Structured figure records

-.-.-

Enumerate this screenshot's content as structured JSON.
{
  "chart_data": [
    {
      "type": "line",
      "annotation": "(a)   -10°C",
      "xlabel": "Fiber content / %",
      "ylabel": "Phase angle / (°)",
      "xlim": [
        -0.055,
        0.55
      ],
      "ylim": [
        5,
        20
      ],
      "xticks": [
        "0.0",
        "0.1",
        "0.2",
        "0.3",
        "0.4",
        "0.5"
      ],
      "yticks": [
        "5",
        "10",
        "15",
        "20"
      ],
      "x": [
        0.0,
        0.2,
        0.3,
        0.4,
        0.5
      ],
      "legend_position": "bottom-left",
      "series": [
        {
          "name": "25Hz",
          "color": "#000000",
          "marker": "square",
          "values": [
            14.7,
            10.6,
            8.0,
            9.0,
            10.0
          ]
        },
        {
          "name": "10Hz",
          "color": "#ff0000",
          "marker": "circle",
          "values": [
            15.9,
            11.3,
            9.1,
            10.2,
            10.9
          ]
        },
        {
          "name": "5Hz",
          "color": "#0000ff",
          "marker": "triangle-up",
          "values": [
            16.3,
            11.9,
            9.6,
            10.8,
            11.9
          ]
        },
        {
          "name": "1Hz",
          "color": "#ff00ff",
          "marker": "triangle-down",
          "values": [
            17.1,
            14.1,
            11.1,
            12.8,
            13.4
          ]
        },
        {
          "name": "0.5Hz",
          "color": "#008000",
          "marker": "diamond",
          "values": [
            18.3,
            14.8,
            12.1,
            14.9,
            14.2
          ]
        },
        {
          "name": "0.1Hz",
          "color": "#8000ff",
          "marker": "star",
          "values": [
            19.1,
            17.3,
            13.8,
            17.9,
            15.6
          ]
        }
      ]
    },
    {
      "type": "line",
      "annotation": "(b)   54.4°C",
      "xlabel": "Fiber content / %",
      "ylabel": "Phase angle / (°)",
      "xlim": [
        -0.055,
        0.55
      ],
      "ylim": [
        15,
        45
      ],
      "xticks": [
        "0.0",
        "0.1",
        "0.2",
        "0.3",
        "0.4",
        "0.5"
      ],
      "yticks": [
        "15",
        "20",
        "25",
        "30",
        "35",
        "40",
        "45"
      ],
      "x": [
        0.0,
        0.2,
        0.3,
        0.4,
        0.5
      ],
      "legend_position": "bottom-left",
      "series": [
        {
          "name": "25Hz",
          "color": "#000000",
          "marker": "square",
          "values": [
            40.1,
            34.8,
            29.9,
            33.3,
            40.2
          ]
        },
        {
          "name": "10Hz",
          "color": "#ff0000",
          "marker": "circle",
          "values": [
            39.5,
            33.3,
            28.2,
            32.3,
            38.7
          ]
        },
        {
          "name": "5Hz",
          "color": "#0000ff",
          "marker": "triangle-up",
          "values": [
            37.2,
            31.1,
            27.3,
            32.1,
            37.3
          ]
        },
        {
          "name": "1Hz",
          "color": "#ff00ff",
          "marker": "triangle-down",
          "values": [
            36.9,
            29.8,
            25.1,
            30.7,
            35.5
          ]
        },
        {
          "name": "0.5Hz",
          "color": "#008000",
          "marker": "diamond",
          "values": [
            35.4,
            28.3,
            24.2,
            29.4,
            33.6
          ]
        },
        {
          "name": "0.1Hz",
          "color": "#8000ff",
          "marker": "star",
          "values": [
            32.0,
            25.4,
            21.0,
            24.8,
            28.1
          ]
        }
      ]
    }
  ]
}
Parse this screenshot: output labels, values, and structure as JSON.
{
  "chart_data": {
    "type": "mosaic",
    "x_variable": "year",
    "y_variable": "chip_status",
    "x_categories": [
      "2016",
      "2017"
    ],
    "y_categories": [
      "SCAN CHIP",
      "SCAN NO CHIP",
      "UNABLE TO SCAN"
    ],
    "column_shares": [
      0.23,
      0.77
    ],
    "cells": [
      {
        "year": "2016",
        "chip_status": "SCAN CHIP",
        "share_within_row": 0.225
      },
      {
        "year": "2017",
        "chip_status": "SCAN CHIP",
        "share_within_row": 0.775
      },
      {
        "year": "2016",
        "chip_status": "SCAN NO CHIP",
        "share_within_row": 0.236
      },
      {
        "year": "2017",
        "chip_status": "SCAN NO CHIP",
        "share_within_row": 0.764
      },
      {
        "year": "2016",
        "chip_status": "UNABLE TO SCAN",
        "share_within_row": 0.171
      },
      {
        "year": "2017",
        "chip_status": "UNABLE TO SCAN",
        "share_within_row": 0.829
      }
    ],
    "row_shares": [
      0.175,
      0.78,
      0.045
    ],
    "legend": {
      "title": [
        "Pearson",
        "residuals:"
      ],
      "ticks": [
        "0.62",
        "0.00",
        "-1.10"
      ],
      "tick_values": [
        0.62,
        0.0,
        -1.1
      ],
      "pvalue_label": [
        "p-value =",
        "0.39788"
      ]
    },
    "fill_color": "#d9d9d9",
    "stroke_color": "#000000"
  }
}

-.-.-

TASK TO COMPLETE: Output each record exactly, leaving nothing out.

OUTPUT BELOW:
Enumerate this screenshot's content as structured JSON.
{
  "chart_data": [
    {
      "type": "line",
      "annotation": "(a)   -10°C",
      "xlabel": "Fiber content / %",
      "ylabel": "Phase angle / (°)",
      "xlim": [
        -0.055,
        0.55
      ],
      "ylim": [
        5,
        20
      ],
      "xticks": [
        "0.0",
        "0.1",
        "0.2",
        "0.3",
        "0.4",
        "0.5"
      ],
      "yticks": [
        "5",
        "10",
        "15",
        "20"
      ],
      "x": [
        0.0,
        0.2,
        0.3,
        0.4,
        0.5
      ],
      "legend_position": "bottom-left",
      "series": [
        {
          "name": "25Hz",
          "color": "#000000",
          "marker": "square",
          "values": [
            14.7,
            10.6,
            8.0,
            9.0,
            10.0
          ]
        },
        {
          "name": "10Hz",
          "color": "#ff0000",
          "marker": "circle",
          "values": [
            15.9,
            11.3,
            9.1,
            10.2,
            10.9
          ]
        },
        {
          "name": "5Hz",
          "color": "#0000ff",
          "marker": "triangle-up",
          "values": [
            16.3,
            11.9,
            9.6,
            10.8,
            11.9
          ]
        },
        {
          "name": "1Hz",
          "color": "#ff00ff",
          "marker": "triangle-down",
          "values": [
            17.1,
            14.1,
            11.1,
            12.8,
            13.4
          ]
        },
        {
          "name": "0.5Hz",
          "color": "#008000",
          "marker": "diamond",
          "values": [
            18.3,
            14.8,
            12.1,
            14.9,
            14.2
          ]
        },
        {
          "name": "0.1Hz",
          "color": "#8000ff",
          "marker": "star",
          "values": [
            19.1,
            17.3,
            13.8,
            17.9,
            15.6
          ]
        }
      ]
    },
    {
      "type": "line",
      "annotation": "(b)   54.4°C",
      "xlabel": "Fiber content / %",
      "ylabel": "Phase angle / (°)",
      "xlim": [
        -0.055,
        0.55
      ],
      "ylim": [
        15,
        45
      ],
      "xticks": [
        "0.0",
        "0.1",
        "0.2",
        "0.3",
        "0.4",
        "0.5"
      ],
      "yticks": [
        "15",
        "20",
        "25",
        "30",
        "35",
        "40",
        "45"
      ],
      "x": [
        0.0,
        0.2,
        0.3,
        0.4,
        0.5
      ],
      "legend_position": "bottom-left",
      "series": [
        {
          "name": "25Hz",
          "color": "#000000",
          "marker": "square",
          "values": [
            40.1,
            34.8,
            29.9,
            33.3,
            40.2
          ]
        },
        {
          "name": "10Hz",
          "color": "#ff0000",
          "marker": "circle",
          "values": [
            39.5,
            33.3,
            28.2,
            32.3,
            38.7
          ]
        },
        {
          "name": "5Hz",
          "color": "#0000ff",
          "marker": "triangle-up",
          "values": [
            37.2,
            31.1,
            27.3,
            32.1,
            37.3
          ]
        },
        {
          "name": "1Hz",
          "color": "#ff00ff",
          "marker": "triangle-down",
          "values": [
            36.9,
            29.8,
            25.1,
            30.7,
            35.5
          ]
        },
        {
          "name": "0.5Hz",
          "color": "#008000",
          "marker": "diamond",
          "values": [
            35.4,
            28.3,
            24.2,
            29.4,
            33.6
          ]
        },
        {
          "name": "0.1Hz",
          "color": "#8000ff",
          "marker": "star",
          "values": [
            32.0,
            25.4,
            21.0,
            24.8,
            28.1
          ]
        }
      ]
    }
  ]
}
Parse this screenshot: output labels, values, and structure as JSON.
{
  "chart_data": {
    "type": "mosaic",
    "x_variable": "year",
    "y_variable": "chip_status",
    "x_categories": [
      "2016",
      "2017"
    ],
    "y_categories": [
      "SCAN CHIP",
      "SCAN NO CHIP",
      "UNABLE TO SCAN"
    ],
    "column_shares": [
      0.23,
      0.77
    ],
    "cells": [
      {
        "year": "2016",
        "chip_status": "SCAN CHIP",
        "share_within_row": 0.225
      },
      {
        "year": "2017",
        "chip_status": "SCAN CHIP",
        "share_within_row": 0.775
      },
      {
        "year": "2016",
        "chip_status": "SCAN NO CHIP",
        "share_within_row": 0.236
      },
      {
        "year": "2017",
        "chip_status": "SCAN NO CHIP",
        "share_within_row": 0.764
      },
      {
        "year": "2016",
        "chip_status": "UNABLE TO SCAN",
        "share_within_row": 0.171
      },
      {
        "year": "2017",
        "chip_status": "UNABLE TO SCAN",
        "share_within_row": 0.829
      }
    ],
    "row_shares": [
      0.175,
      0.78,
      0.045
    ],
    "legend": {
      "title": [
        "Pearson",
        "residuals:"
      ],
      "ticks": [
        "0.62",
        "0.00",
        "-1.10"
      ],
      "tick_values": [
        0.62,
        0.0,
        -1.1
      ],
      "pvalue_label": [
        "p-value =",
        "0.39788"
      ]
    },
    "fill_color": "#d9d9d9",
    "stroke_color": "#000000"
  }
}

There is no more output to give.